Given request:
Repeat the records below exactly, leaving out any pictures.

Material for the task:
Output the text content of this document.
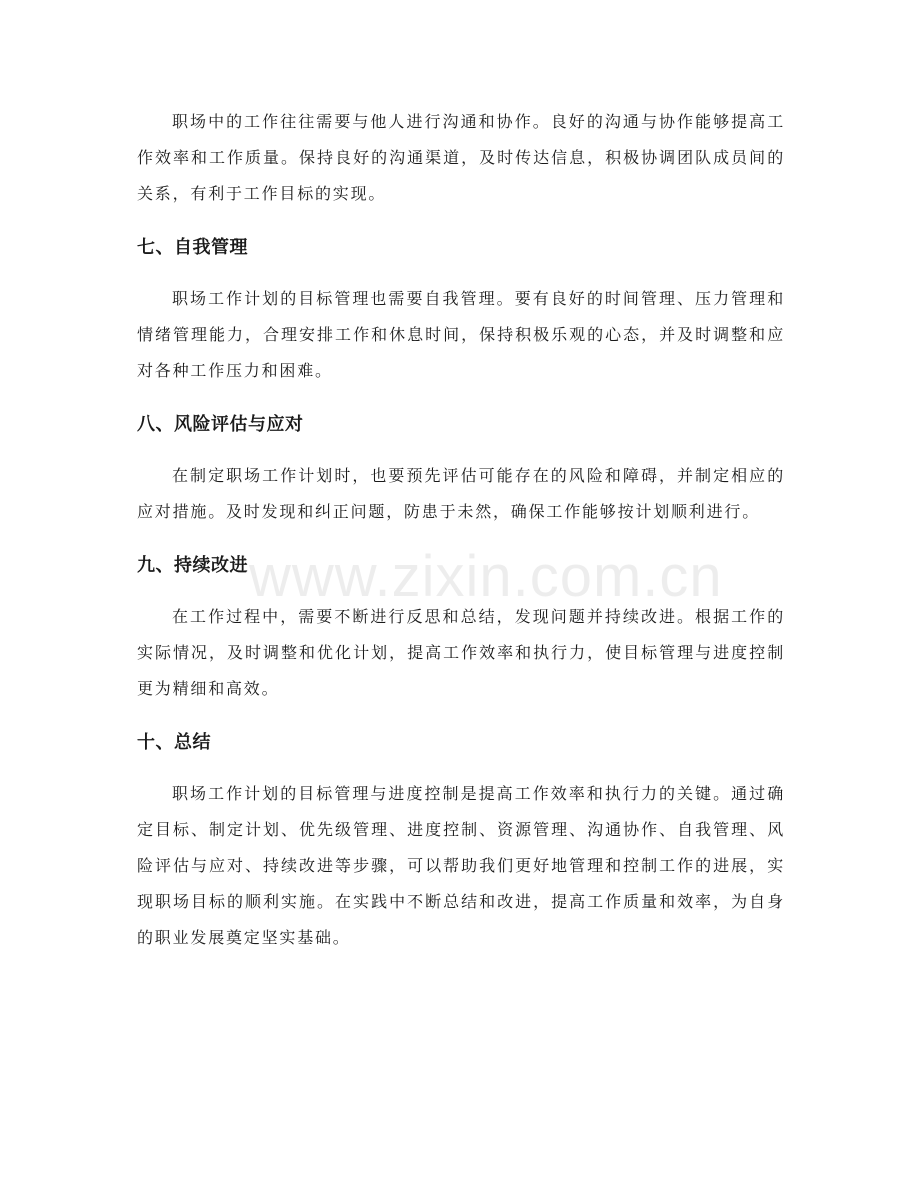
职场中的工作往往需要与他人进行沟通和协作。良好的沟通与协作能够提高工作效率和工作质量。保持良好的沟通渠道，及时传达信息，积极协调团队成员间的关系，有利于工作目标的实现。

七、自我管理

职场工作计划的目标管理也需要自我管理。要有良好的时间管理、压力管理和情绪管理能力，合理安排工作和休息时间，保持积极乐观的心态，并及时调整和应对各种工作压力和困难。

八、风险评估与应对

在制定职场工作计划时，也要预先评估可能存在的风险和障碍，并制定相应的应对措施。及时发现和纠正问题，防患于未然，确保工作能够按计划顺利进行。

九、持续改进

在工作过程中，需要不断进行反思和总结，发现问题并持续改进。根据工作的实际情况，及时调整和优化计划，提高工作效率和执行力，使目标管理与进度控制更为精细和高效。

十、总结

职场工作计划的目标管理与进度控制是提高工作效率和执行力的关键。通过确定目标、制定计划、优先级管理、进度控制、资源管理、沟通协作、自我管理、风险评估与应对、持续改进等步骤，可以帮助我们更好地管理和控制工作的进展，实现职场目标的顺利实施。在实践中不断总结和改进，提高工作质量和效率，为自身的职业发展奠定坚实基础。

www.zixin.com.cn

Final result:
Output the text content of this document.
职场中的工作往往需要与他人进行沟通和协作。良好的沟通与协作能够提高工作效率和工作质量。保持良好的沟通渠道，及时传达信息，积极协调团队成员间的关系，有利于工作目标的实现。

七、自我管理

职场工作计划的目标管理也需要自我管理。要有良好的时间管理、压力管理和情绪管理能力，合理安排工作和休息时间，保持积极乐观的心态，并及时调整和应对各种工作压力和困难。

八、风险评估与应对

在制定职场工作计划时，也要预先评估可能存在的风险和障碍，并制定相应的应对措施。及时发现和纠正问题，防患于未然，确保工作能够按计划顺利进行。

九、持续改进

在工作过程中，需要不断进行反思和总结，发现问题并持续改进。根据工作的实际情况，及时调整和优化计划，提高工作效率和执行力，使目标管理与进度控制更为精细和高效。

十、总结

职场工作计划的目标管理与进度控制是提高工作效率和执行力的关键。通过确定目标、制定计划、优先级管理、进度控制、资源管理、沟通协作、自我管理、风险评估与应对、持续改进等步骤，可以帮助我们更好地管理和控制工作的进展，实现职场目标的顺利实施。在实践中不断总结和改进，提高工作质量和效率，为自身的职业发展奠定坚实基础。

www.zixin.com.cn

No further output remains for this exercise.